> _Task data_
:::

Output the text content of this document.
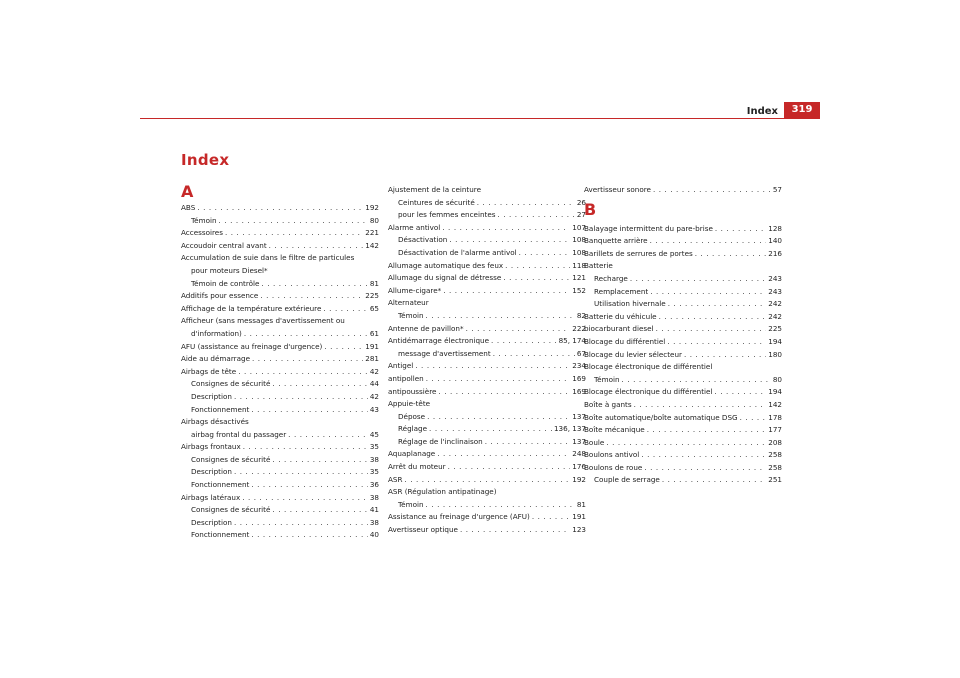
Index	319
Index
A
ABS . . .	192
Témoin . . .	80
Accessoires . . .	221
Accoudoir central avant . . .	142
Accumulation de suie dans le filtre de particules
pour moteurs Diesel*
Témoin de contrôle . . .	81
Additifs pour essence . . .	225
Affichage de la température extérieure . . .	65
Afficheur (sans messages d'avertissement ou
d'information) . . .	61
AFU (assistance au freinage d'urgence) . . .	191
Aide au démarrage . . .	281
Airbags de tête . . .	42
Consignes de sécurité . . .	44
Description . . .	42
Fonctionnement . . .	43
Airbags désactivés
airbag frontal du passager . . .	45
Airbags frontaux . . .	35
Consignes de sécurité . . .	38
Description . . .	35
Fonctionnement . . .	36
Airbags latéraux . . .	38
Consignes de sécurité . . .	41
Description . . .	38
Fonctionnement . . .	40
Ajustement de la ceinture
Ceintures de sécurité . . .	26
pour les femmes enceintes . . .	27
Alarme antivol . . .	107
Désactivation . . .	108
Désactivation de l'alarme antivol . . .	108
Allumage automatique des feux . . .	118
Allumage du signal de détresse . . .	121
Allume-cigare* . . .	152
Alternateur
Témoin . . .	82
Antenne de pavillon* . . .	222
Antidémarrage électronique . . .	85, 174
message d'avertissement . . .	67
Antigel . . .	234
antipollen . . .	169
antipoussière . . .	169
Appuie-tête
Dépose . . .	137
Réglage . . .	136, 137
Réglage de l'inclinaison . . .	137
Aquaplanage . . .	248
Arrêt du moteur . . .	176
ASR . . .	192
ASR (Régulation antipatinage)
Témoin . . .	81
Assistance au freinage d'urgence (AFU) . . .	191
Avertisseur optique . . .	123
Avertisseur sonore . . .	57
B
Balayage intermittent du pare-brise . . .	128
Banquette arrière . . .	140
Barillets de serrures de portes . . .	216
Batterie
Recharge . . .	243
Remplacement . . .	243
Utilisation hivernale . . .	242
Batterie du véhicule . . .	242
biocarburant diesel . . .	225
Blocage du différentiel . . .	194
Blocage du levier sélecteur . . .	180
Blocage électronique de différentiel
Témoin . . .	80
Blocage électronique du différentiel . . .	194
Boîte à gants . . .	142
Boîte automatique/boîte automatique DSG . . .	178
Boîte mécanique . . .	177
Boule . . .	208
Boulons antivol . . .	258
Boulons de roue . . .	258
Couple de serrage . . .	251
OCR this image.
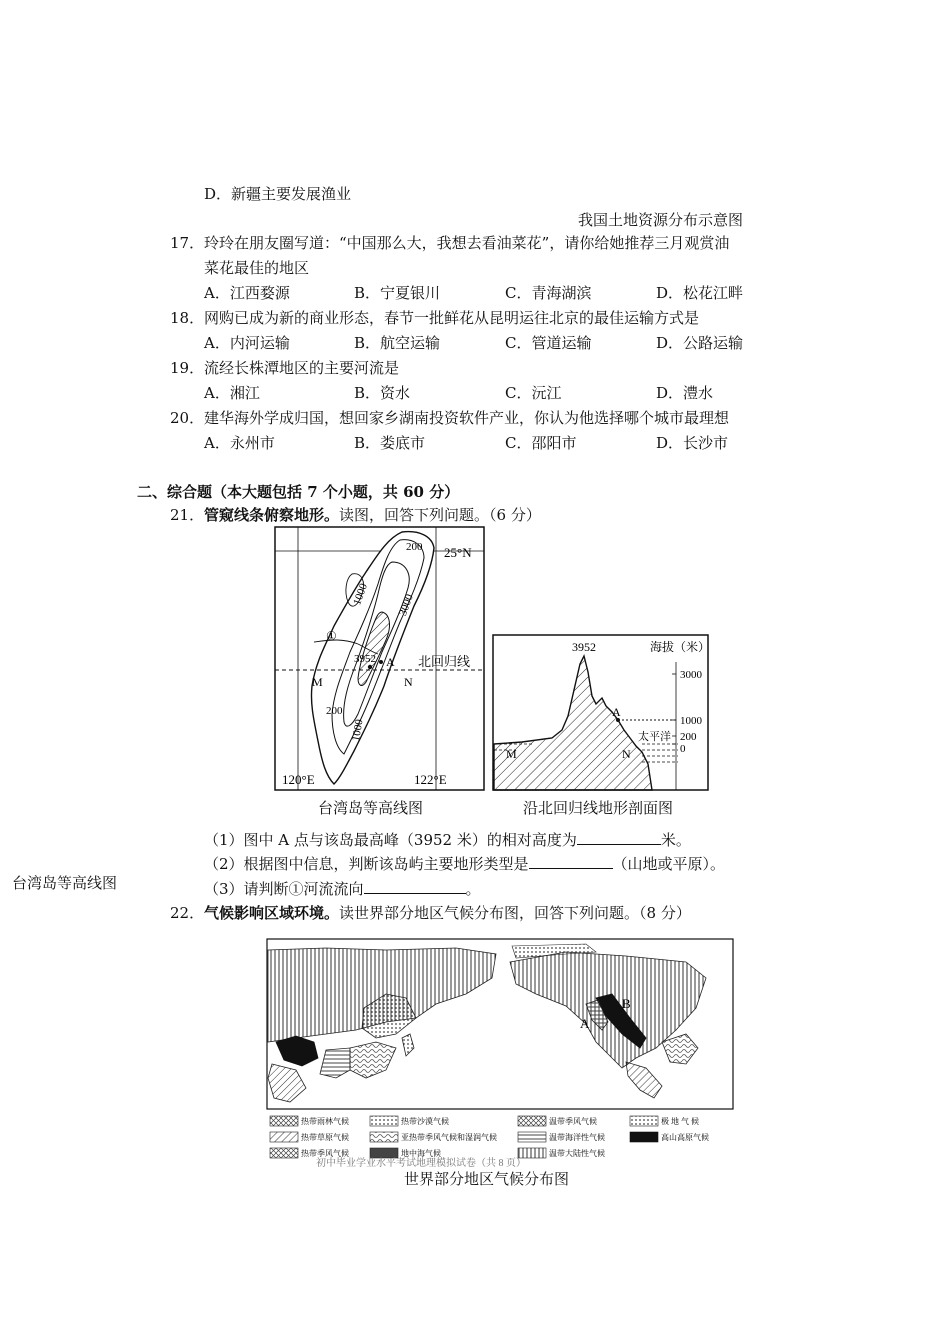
D．新疆主要发展渔业
我国土地资源分布示意图
17． 玲玲在朋友圈写道：“中国那么大，我想去看油菜花”，请你给她推荐三月观赏油
菜花最佳的地区
A．江西婺源	B．宁夏银川	C．青海湖滨	D．松花江畔
18． 网购已成为新的商业形态，春节一批鲜花从昆明运往北京的最佳运输方式是
A．内河运输	B．航空运输	C．管道运输	D．公路运输
19． 流经长株潭地区的主要河流是
A．湘江	B．资水	C．沅江	D．澧水
20． 建华海外学成归国，想回家乡湖南投资软件产业，你认为他选择哪个城市最理想
A．永州市	B．娄底市	C．邵阳市	D．长沙市
二、综合题（本大题包括 7 个小题，共 60 分）
21． 管窥线条俯察地形。读图，回答下列问题。（6 分）
25°N
120°E	122°E
200
1000 3000
1000
200
3952
①
北回归线
A
M	N
台湾岛等高线图
3952	海拔（米）
3000
1000
200
0
A
M	N
太平洋
沿北回归线地形剖面图
（1）图中 A 点与该岛最高峰（3952 米）的相对高度为	米。
（2）根据图中信息，判断该岛屿主要地形类型是	（山地或平原）。
台湾岛等高线图	（3）请判断①河流流向	。
22． 气候影响区域环境。读世界部分地区气候分布图，回答下列问题。（8 分）
A
B
热带雨林气候	热带沙漠气候	温带季风气候	极 地 气 候
热带草原气候	亚热带季风气候和湿润气候	温带海洋性气候	高山高原气候
热带季风气候	地中海气候	温带大陆性气候
初中毕业学业水平考试地理模拟试卷（共 8 页）
世界部分地区气候分布图
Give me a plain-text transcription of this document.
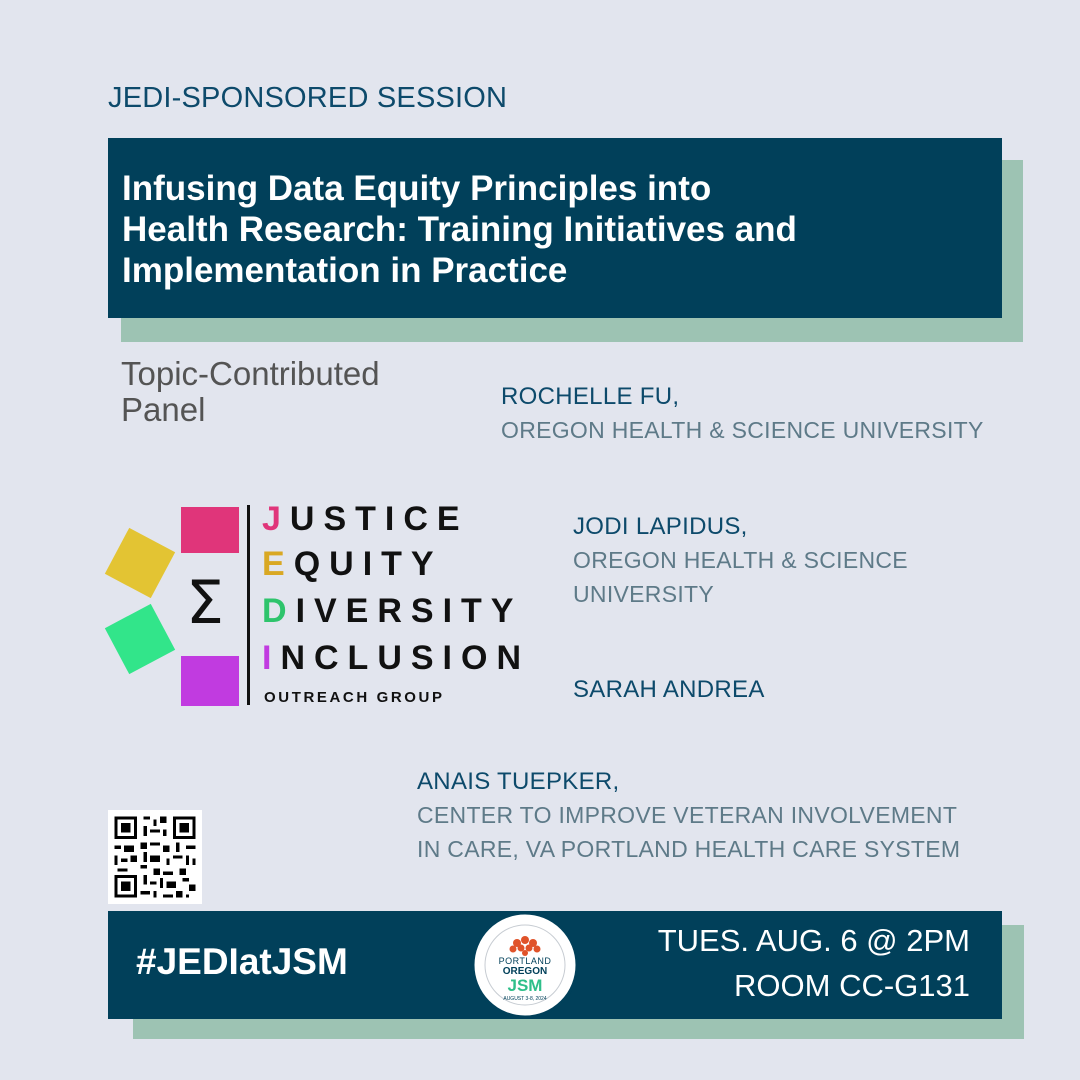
JEDI-SPONSORED SESSION
Infusing Data Equity Principles into
Health Research: Training Initiatives and
Implementation in Practice
Topic-Contributed Panel	ROCHELLE FU,
OREGON HEALTH & SCIENCE UNIVERSITY
JODI LAPIDUS,
OREGON HEALTH & SCIENCE
UNIVERSITY
SARAH ANDREA
ANAIS TUEPKER,
CENTER TO IMPROVE VETERAN INVOLVEMENT
IN CARE, VA PORTLAND HEALTH CARE SYSTEM
Σ
JUSTICE
EQUITY
DIVERSITY
INCLUSION
OUTREACH GROUP
#JEDIatJSM
TUES. AUG. 6 @ 2PM
ROOM CC-G131
PORTLAND
OREGON
JSM
AUGUST 3-8, 2024
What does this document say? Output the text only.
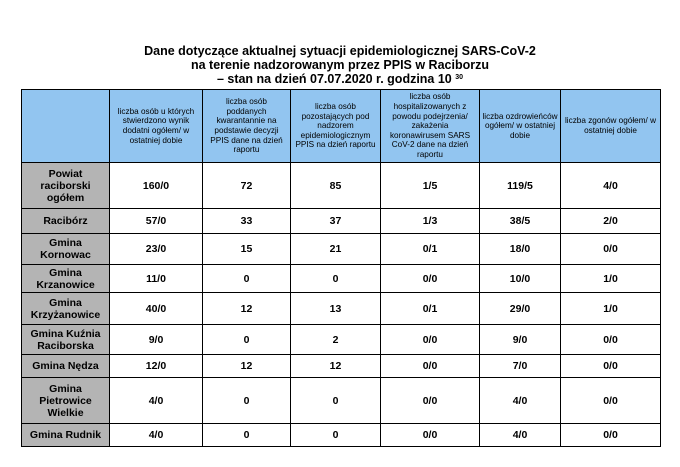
Dane dotyczące aktualnej sytuacji epidemiologicznej SARS-CoV-2
na terenie nadzorowanym przez PPIS w Raciborzu
– stan na dzień 07.07.2020 r. godzina 10 $^{30}$
	liczba osób u których stwierdzono wynik dodatni ogółem/ w ostatniej dobie	liczba osób poddanych kwarantannie na podstawie decyzji PPIS dane na dzień raportu	liczba osób pozostających pod nadzorem epidemiologicznym PPIS na dzień raportu	liczba osób hospitalizowanych z powodu podejrzenia/ zakażenia koronawirusem SARS CoV-2 dane na dzień raportu	liczba ozdrowieńców ogółem/ w ostatniej dobie	liczba zgonów ogółem/ w ostatniej dobie
Powiat raciborski ogółem	160/0	72	85	1/5	119/5	4/0
Racibórz	57/0	33	37	1/3	38/5	2/0
Gmina Kornowac	23/0	15	21	0/1	18/0	0/0
Gmina Krzanowice	11/0	0	0	0/0	10/0	1/0
Gmina Krzyżanowice	40/0	12	13	0/1	29/0	1/0
Gmina Kuźnia Raciborska	9/0	0	2	0/0	9/0	0/0
Gmina Nędza	12/0	12	12	0/0	7/0	0/0
Gmina Pietrowice Wielkie	4/0	0	0	0/0	4/0	0/0
Gmina Rudnik	4/0	0	0	0/0	4/0	0/0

:::

> _Goal of the exercise_
In the records above, find each line with the word "Gmina" and copy it.

> _Result of the exercise_
Gmina Kornowac	23/0	15	21	0/1	18/0	0/0
Gmina Krzanowice	11/0	0	0	0/0	10/0	1/0
Gmina Krzyżanowice	40/0	12	13	0/1	29/0	1/0
Gmina Kuźnia Raciborska	9/0	0	2	0/0	9/0	0/0
Gmina Nędza	12/0	12	12	0/0	7/0	0/0
Gmina Pietrowice Wielkie	4/0	0	0	0/0	4/0	0/0
Gmina Rudnik	4/0	0	0	0/0	4/0	0/0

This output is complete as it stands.